Begin
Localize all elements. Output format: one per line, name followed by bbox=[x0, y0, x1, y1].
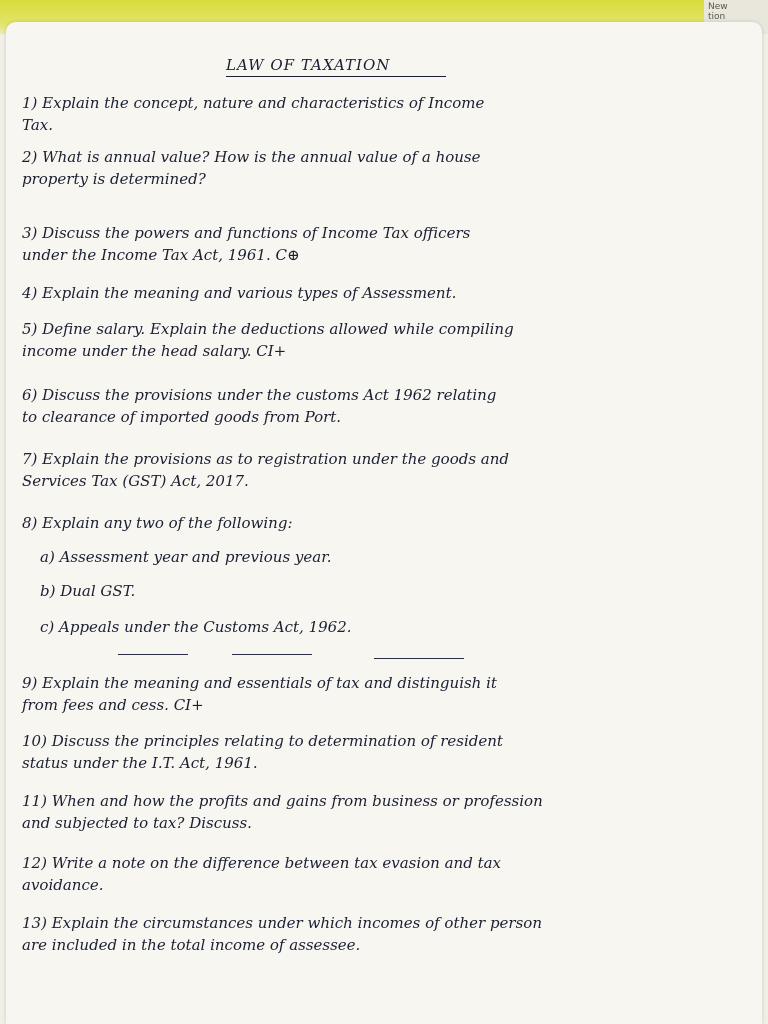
question-13-line-1: 13) Explain the circumstances under which incomes of other person bbox=[22, 914, 542, 932]
question-8 bbox=[22, 512, 742, 534]
question-9 bbox=[22, 672, 742, 716]
question-13-line-2: are included in the total income of assessee. bbox=[22, 936, 361, 954]
question-10 bbox=[22, 730, 742, 774]
question-2 bbox=[22, 146, 742, 190]
subitem-a: a) Assessment year and previous year. bbox=[40, 548, 332, 566]
question-10-line-2: status under the I.T. Act, 1961. bbox=[22, 754, 258, 772]
question-5-line-2: income under the head salary. CI+ bbox=[22, 342, 287, 360]
subitem-c: c) Appeals under the Customs Act, 1962. bbox=[40, 618, 352, 636]
divider-line-3 bbox=[374, 658, 464, 659]
question-7-line-1: 7) Explain the provisions as to registration under the goods and bbox=[22, 450, 510, 468]
question-9-line-2: from fees and cess. CI+ bbox=[22, 696, 204, 714]
divider-line-2 bbox=[232, 654, 312, 655]
question-4-line-1: 4) Explain the meaning and various types of Assessment. bbox=[22, 284, 457, 302]
divider-line-1 bbox=[118, 654, 188, 655]
question-4 bbox=[22, 282, 742, 304]
question-5 bbox=[22, 318, 742, 362]
question-7-line-2: Services Tax (GST) Act, 2017. bbox=[22, 472, 249, 490]
question-6 bbox=[22, 384, 742, 428]
question-12-line-1: 12) Write a note on the difference between tax evasion and tax bbox=[22, 854, 501, 872]
subitem-b: b) Dual GST. bbox=[40, 582, 136, 600]
question-12 bbox=[22, 852, 742, 896]
question-2-line-1: 2) What is annual value? How is the annual value of a house bbox=[22, 148, 481, 166]
question-12-line-2: avoidance. bbox=[22, 876, 104, 894]
question-9-line-1: 9) Explain the meaning and essentials of tax and distinguish it bbox=[22, 674, 497, 692]
question-7 bbox=[22, 448, 742, 492]
question-6-line-2: to clearance of imported goods from Port. bbox=[22, 408, 342, 426]
corner-text-1: New bbox=[708, 2, 728, 12]
page-title: LAW OF TAXATION bbox=[226, 56, 446, 77]
question-1 bbox=[22, 92, 742, 136]
question-8-line-1: 8) Explain any two of the following: bbox=[22, 514, 293, 532]
question-1-line-1: 1) Explain the concept, nature and characteristics of Income bbox=[22, 94, 485, 112]
question-2-line-2: property is determined? bbox=[22, 170, 206, 188]
question-11-line-1: 11) When and how the profits and gains from business or profession bbox=[22, 792, 543, 810]
question-13 bbox=[22, 912, 742, 956]
question-1-line-2: Tax. bbox=[22, 116, 54, 134]
question-11 bbox=[22, 790, 742, 834]
question-6-line-1: 6) Discuss the provisions under the customs Act 1962 relating bbox=[22, 386, 497, 404]
question-3 bbox=[22, 222, 742, 266]
question-5-line-1: 5) Define salary. Explain the deductions allowed while compiling bbox=[22, 320, 514, 338]
question-10-line-1: 10) Discuss the principles relating to determination of resident bbox=[22, 732, 503, 750]
question-11-line-2: and subjected to tax? Discuss. bbox=[22, 814, 252, 832]
corner-text-2: tion bbox=[708, 12, 726, 22]
question-3-line-2: under the Income Tax Act, 1961. C⊕ bbox=[22, 246, 300, 264]
question-3-line-1: 3) Discuss the powers and functions of Income Tax officers bbox=[22, 224, 471, 242]
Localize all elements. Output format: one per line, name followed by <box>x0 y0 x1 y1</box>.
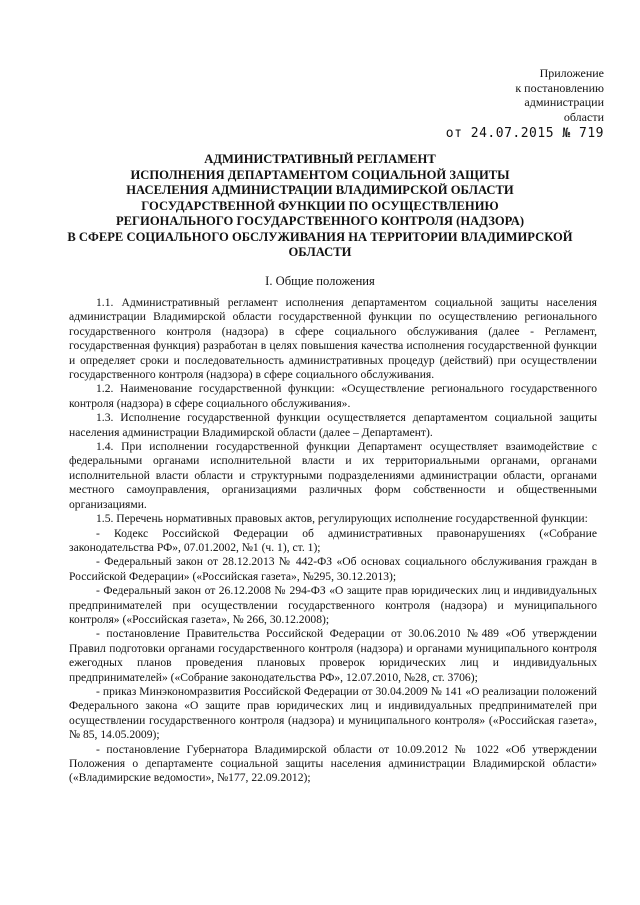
list-item: - постановление Правительства Российской Федерации от 30.06.2010 №489 «Об утверждении Правил подготовки органами государственного контроля (надзора) и органами муниципального контроля ежегодных планов проведения плановых проверок юридических лиц и индивидуальных предпринимателей» («Собрание законодательства РФ», 12.07.2010, №28, ст. 3706); <box>69 627 597 684</box>
title-line: ОБЛАСТИ <box>288 245 352 259</box>
appendix-line: к постановлению <box>515 80 604 95</box>
title-line: ИСПОЛНЕНИЯ ДЕПАРТАМЕНТОМ СОЦИАЛЬНОЙ ЗАЩИТЫ <box>130 167 510 182</box>
date-number-stamp: от 24.07.2015 № 719 <box>445 126 604 141</box>
appendix-line: администрации <box>524 95 604 109</box>
document-title <box>40 152 600 261</box>
appendix-line: Приложение <box>539 66 604 80</box>
paragraph: 1.5. Перечень нормативных правовых актов, регулирующих исполнение государственной функции: <box>96 512 588 526</box>
appendix-block <box>446 66 604 142</box>
appendix-line: области <box>563 109 604 124</box>
title-line: РЕГИОНАЛЬНОГО ГОСУДАРСТВЕННОГО КОНТРОЛЯ (НАДЗОРА) <box>115 214 525 228</box>
paragraph: 1.4. При исполнении государственной функции Департамент осуществляет взаимодействие с федеральными органами исполнительной власти и их территориальными органами, органами исполнительной власти области и структурными подразделениями администрации области, органами местного самоуправления, организациями различных форм собственности и общественными организациями. <box>69 440 597 511</box>
document-body <box>69 296 597 786</box>
title-line: В СФЕРЕ СОЦИАЛЬНОГО ОБСЛУЖИВАНИЯ НА ТЕРРИТОРИИ ВЛАДИМИРСКОЙ <box>67 229 573 244</box>
paragraph: 1.3. Исполнение государственной функции осуществляется департаментом социальной защиты населения администрации Владимирской области (далее – Департамент). <box>69 411 597 439</box>
section-heading: I. Общие положения <box>265 274 375 288</box>
list-item: - постановление Губернатора Владимирской области от 10.09.2012 № 1022 «Об утверждении Положения о департаменте социальной защиты населения администрации Владимирской области» («Владимирские ведомости», №177, 22.09.2012); <box>69 742 597 785</box>
title-line: НАСЕЛЕНИЯ АДМИНИСТРАЦИИ ВЛАДИМИРСКОЙ ОБЛАСТИ <box>126 183 514 197</box>
title-line: ГОСУДАРСТВЕННОЙ ФУНКЦИИ ПО ОСУЩЕСТВЛЕНИЮ <box>141 198 499 213</box>
paragraph: 1.1. Административный регламент исполнения департаментом социальной защиты населения администрации Владимирской области государственной функции по осуществлению регионального государственного контроля (надзора) в сфере социального обслуживания (далее - Регламент, государственная функция) разработан в целях повышения качества исполнения государственной функции и определяет сроки и последовательность административных процедур (действий) при осуществлении государственного контроля (надзора) в сфере социального обслуживания. <box>69 296 597 382</box>
list-item: - Кодекс Российской Федерации об административных правонарушениях («Собрание законодательства РФ», 07.01.2002, №1 (ч. 1), ст. 1); <box>69 526 597 554</box>
list-item: - Федеральный закон от 28.12.2013 № 442-ФЗ «Об основах социального обслуживания граждан в Российской Федерации» («Российская газета», №295, 30.12.2013); <box>69 555 597 583</box>
list-item: - приказ Минэкономразвития Российской Федерации от 30.04.2009 № 141 «О реализации положений Федерального закона «О защите прав юридических лиц и индивидуальных предпринимателей при осуществлении государственного контроля (надзора) и муниципального контроля» («Российская газета», № 85, 14.05.2009); <box>69 684 597 742</box>
list-item: - Федеральный закон от 26.12.2008 № 294-ФЗ «О защите прав юридических лиц и индивидуальных предпринимателей при осуществлении государственного контроля (надзора) и муниципального контроля» («Российская газета», № 266, 30.12.2008); <box>69 584 597 626</box>
paragraph: 1.2. Наименование государственной функции: «Осуществление регионального государственного контроля (надзора) в сфере социального обслуживания». <box>69 382 597 410</box>
title-line: АДМИНИСТРАТИВНЫЙ РЕГЛАМЕНТ <box>204 152 436 166</box>
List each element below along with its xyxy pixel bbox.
End
• _Exercise goal_
Identify every line of the records that contains the word "постановление".

• _Written reply_
list-item: - постановление Правительства Российской Федерации от 30.06.2010 №489 «Об утверждении Правил подготовки органами государственного контроля (надзора) и органами муниципального контроля ежегодных планов проведения плановых проверок юридических лиц и индивидуальных предпринимателей» («Собрание законодательства РФ», 12.07.2010, №28, ст. 3706); <box>69 627 597 684</box>
list-item: - постановление Губернатора Владимирской области от 10.09.2012 № 1022 «Об утверждении Положения о департаменте социальной защиты населения администрации Владимирской области» («Владимирские ведомости», №177, 22.09.2012); <box>69 742 597 785</box>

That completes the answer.